§ Records:
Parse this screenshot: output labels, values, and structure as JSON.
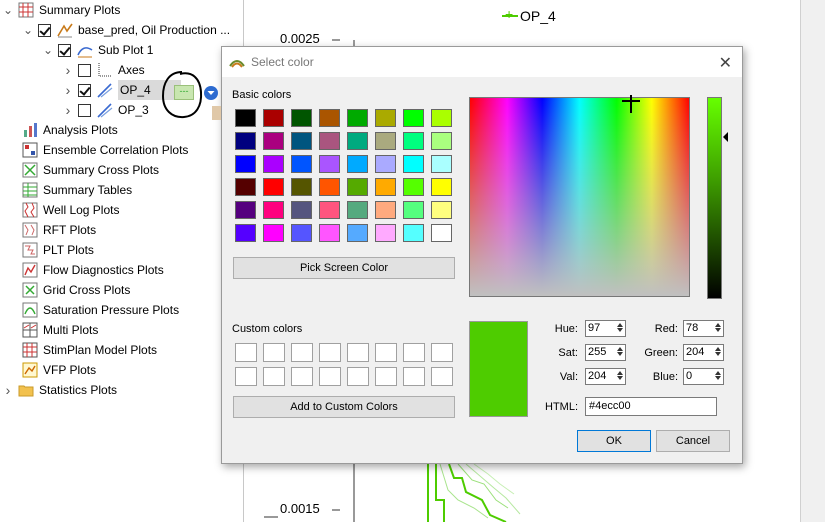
{
  "tree": {
    "items": [
      {
        "label": "Summary Plots",
        "icon": "summary-plots-icon",
        "expander": "down",
        "checkbox": false,
        "indent": 0
      },
      {
        "label": "base_pred, Oil Production ...",
        "icon": "curve-case-icon",
        "expander": "down",
        "checkbox": true,
        "indent": 1
      },
      {
        "label": "Sub Plot 1",
        "icon": "subplot-icon",
        "expander": "down",
        "checkbox": true,
        "indent": 2
      },
      {
        "label": "Axes",
        "icon": "axes-icon",
        "expander": "right",
        "checkbox": false,
        "indent": 3
      },
      {
        "label": "OP_4",
        "icon": "curve-icon",
        "expander": "right",
        "checkbox": true,
        "indent": 3
      },
      {
        "label": "OP_3",
        "icon": "curve-icon",
        "expander": "right",
        "checkbox": false,
        "indent": 3
      },
      {
        "label": "Analysis Plots",
        "icon": "analysis-plots-icon",
        "indent": 0
      },
      {
        "label": "Ensemble Correlation Plots",
        "icon": "correlation-plots-icon",
        "indent": 0
      },
      {
        "label": "Summary Cross Plots",
        "icon": "cross-plots-icon",
        "indent": 0
      },
      {
        "label": "Summary Tables",
        "icon": "summary-tables-icon",
        "indent": 0
      },
      {
        "label": "Well Log Plots",
        "icon": "well-log-plots-icon",
        "indent": 0
      },
      {
        "label": "RFT Plots",
        "icon": "rft-plots-icon",
        "indent": 0
      },
      {
        "label": "PLT Plots",
        "icon": "plt-plots-icon",
        "indent": 0
      },
      {
        "label": "Flow Diagnostics Plots",
        "icon": "flow-diagnostics-icon",
        "indent": 0
      },
      {
        "label": "Grid Cross Plots",
        "icon": "grid-cross-plots-icon",
        "indent": 0
      },
      {
        "label": "Saturation Pressure Plots",
        "icon": "saturation-pressure-icon",
        "indent": 0
      },
      {
        "label": "Multi Plots",
        "icon": "multi-plots-icon",
        "indent": 0
      },
      {
        "label": "StimPlan Model Plots",
        "icon": "stimplan-plots-icon",
        "indent": 0
      },
      {
        "label": "VFP Plots",
        "icon": "vfp-plots-icon",
        "indent": 0
      },
      {
        "label": "Statistics Plots",
        "icon": "folder-icon",
        "expander": "right",
        "indent": 0
      }
    ]
  },
  "plot": {
    "legend": "OP_4",
    "y_top": "0.0025",
    "y_bottom": "0.0015"
  },
  "dialog": {
    "title": "Select color",
    "basic_colors_label": "Basic colors",
    "basic_colors": [
      [
        "#000000",
        "#aa0000",
        "#005500",
        "#aa5500",
        "#00aa00",
        "#aaaa00",
        "#00ff00",
        "#aaff00"
      ],
      [
        "#00007f",
        "#aa007f",
        "#00557f",
        "#aa557f",
        "#00aa7f",
        "#aaaa7f",
        "#00ff7f",
        "#aaff7f"
      ],
      [
        "#0000ff",
        "#aa00ff",
        "#0055ff",
        "#aa55ff",
        "#00aaff",
        "#aaaaff",
        "#00ffff",
        "#aaffff"
      ],
      [
        "#550000",
        "#ff0000",
        "#555500",
        "#ff5500",
        "#55aa00",
        "#ffaa00",
        "#55ff00",
        "#ffff00"
      ],
      [
        "#55007f",
        "#ff007f",
        "#55557f",
        "#ff557f",
        "#55aa7f",
        "#ffaa7f",
        "#55ff7f",
        "#ffff7f"
      ],
      [
        "#5500ff",
        "#ff00ff",
        "#5555ff",
        "#ff55ff",
        "#55aaff",
        "#ffaaff",
        "#55ffff",
        "#ffffff"
      ]
    ],
    "pick_screen_label": "Pick Screen Color",
    "custom_colors_label": "Custom colors",
    "add_custom_label": "Add to Custom Colors",
    "current_color": "#4ecc00",
    "fields": {
      "hue_label": "Hue:",
      "hue": "97",
      "sat_label": "Sat:",
      "sat": "255",
      "val_label": "Val:",
      "val": "204",
      "red_label": "Red:",
      "red": "78",
      "green_label": "Green:",
      "green": "204",
      "blue_label": "Blue:",
      "blue": "0",
      "html_label": "HTML:",
      "html": "#4ecc00"
    },
    "ok_label": "OK",
    "cancel_label": "Cancel"
  }
}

§ Goal: Quote all the lines above exactly as given. Do not include the pictures.

§ Result of this task:
Parse this screenshot: output labels, values, and structure as JSON.
{
  "tree": {
    "items": [
      {
        "label": "Summary Plots",
        "icon": "summary-plots-icon",
        "expander": "down",
        "checkbox": false,
        "indent": 0
      },
      {
        "label": "base_pred, Oil Production ...",
        "icon": "curve-case-icon",
        "expander": "down",
        "checkbox": true,
        "indent": 1
      },
      {
        "label": "Sub Plot 1",
        "icon": "subplot-icon",
        "expander": "down",
        "checkbox": true,
        "indent": 2
      },
      {
        "label": "Axes",
        "icon": "axes-icon",
        "expander": "right",
        "checkbox": false,
        "indent": 3
      },
      {
        "label": "OP_4",
        "icon": "curve-icon",
        "expander": "right",
        "checkbox": true,
        "indent": 3
      },
      {
        "label": "OP_3",
        "icon": "curve-icon",
        "expander": "right",
        "checkbox": false,
        "indent": 3
      },
      {
        "label": "Analysis Plots",
        "icon": "analysis-plots-icon",
        "indent": 0
      },
      {
        "label": "Ensemble Correlation Plots",
        "icon": "correlation-plots-icon",
        "indent": 0
      },
      {
        "label": "Summary Cross Plots",
        "icon": "cross-plots-icon",
        "indent": 0
      },
      {
        "label": "Summary Tables",
        "icon": "summary-tables-icon",
        "indent": 0
      },
      {
        "label": "Well Log Plots",
        "icon": "well-log-plots-icon",
        "indent": 0
      },
      {
        "label": "RFT Plots",
        "icon": "rft-plots-icon",
        "indent": 0
      },
      {
        "label": "PLT Plots",
        "icon": "plt-plots-icon",
        "indent": 0
      },
      {
        "label": "Flow Diagnostics Plots",
        "icon": "flow-diagnostics-icon",
        "indent": 0
      },
      {
        "label": "Grid Cross Plots",
        "icon": "grid-cross-plots-icon",
        "indent": 0
      },
      {
        "label": "Saturation Pressure Plots",
        "icon": "saturation-pressure-icon",
        "indent": 0
      },
      {
        "label": "Multi Plots",
        "icon": "multi-plots-icon",
        "indent": 0
      },
      {
        "label": "StimPlan Model Plots",
        "icon": "stimplan-plots-icon",
        "indent": 0
      },
      {
        "label": "VFP Plots",
        "icon": "vfp-plots-icon",
        "indent": 0
      },
      {
        "label": "Statistics Plots",
        "icon": "folder-icon",
        "expander": "right",
        "indent": 0
      }
    ]
  },
  "plot": {
    "legend": "OP_4",
    "y_top": "0.0025",
    "y_bottom": "0.0015"
  },
  "dialog": {
    "title": "Select color",
    "basic_colors_label": "Basic colors",
    "basic_colors": [
      [
        "#000000",
        "#aa0000",
        "#005500",
        "#aa5500",
        "#00aa00",
        "#aaaa00",
        "#00ff00",
        "#aaff00"
      ],
      [
        "#00007f",
        "#aa007f",
        "#00557f",
        "#aa557f",
        "#00aa7f",
        "#aaaa7f",
        "#00ff7f",
        "#aaff7f"
      ],
      [
        "#0000ff",
        "#aa00ff",
        "#0055ff",
        "#aa55ff",
        "#00aaff",
        "#aaaaff",
        "#00ffff",
        "#aaffff"
      ],
      [
        "#550000",
        "#ff0000",
        "#555500",
        "#ff5500",
        "#55aa00",
        "#ffaa00",
        "#55ff00",
        "#ffff00"
      ],
      [
        "#55007f",
        "#ff007f",
        "#55557f",
        "#ff557f",
        "#55aa7f",
        "#ffaa7f",
        "#55ff7f",
        "#ffff7f"
      ],
      [
        "#5500ff",
        "#ff00ff",
        "#5555ff",
        "#ff55ff",
        "#55aaff",
        "#ffaaff",
        "#55ffff",
        "#ffffff"
      ]
    ],
    "pick_screen_label": "Pick Screen Color",
    "custom_colors_label": "Custom colors",
    "add_custom_label": "Add to Custom Colors",
    "current_color": "#4ecc00",
    "fields": {
      "hue_label": "Hue:",
      "hue": "97",
      "sat_label": "Sat:",
      "sat": "255",
      "val_label": "Val:",
      "val": "204",
      "red_label": "Red:",
      "red": "78",
      "green_label": "Green:",
      "green": "204",
      "blue_label": "Blue:",
      "blue": "0",
      "html_label": "HTML:",
      "html": "#4ecc00"
    },
    "ok_label": "OK",
    "cancel_label": "Cancel"
  }
}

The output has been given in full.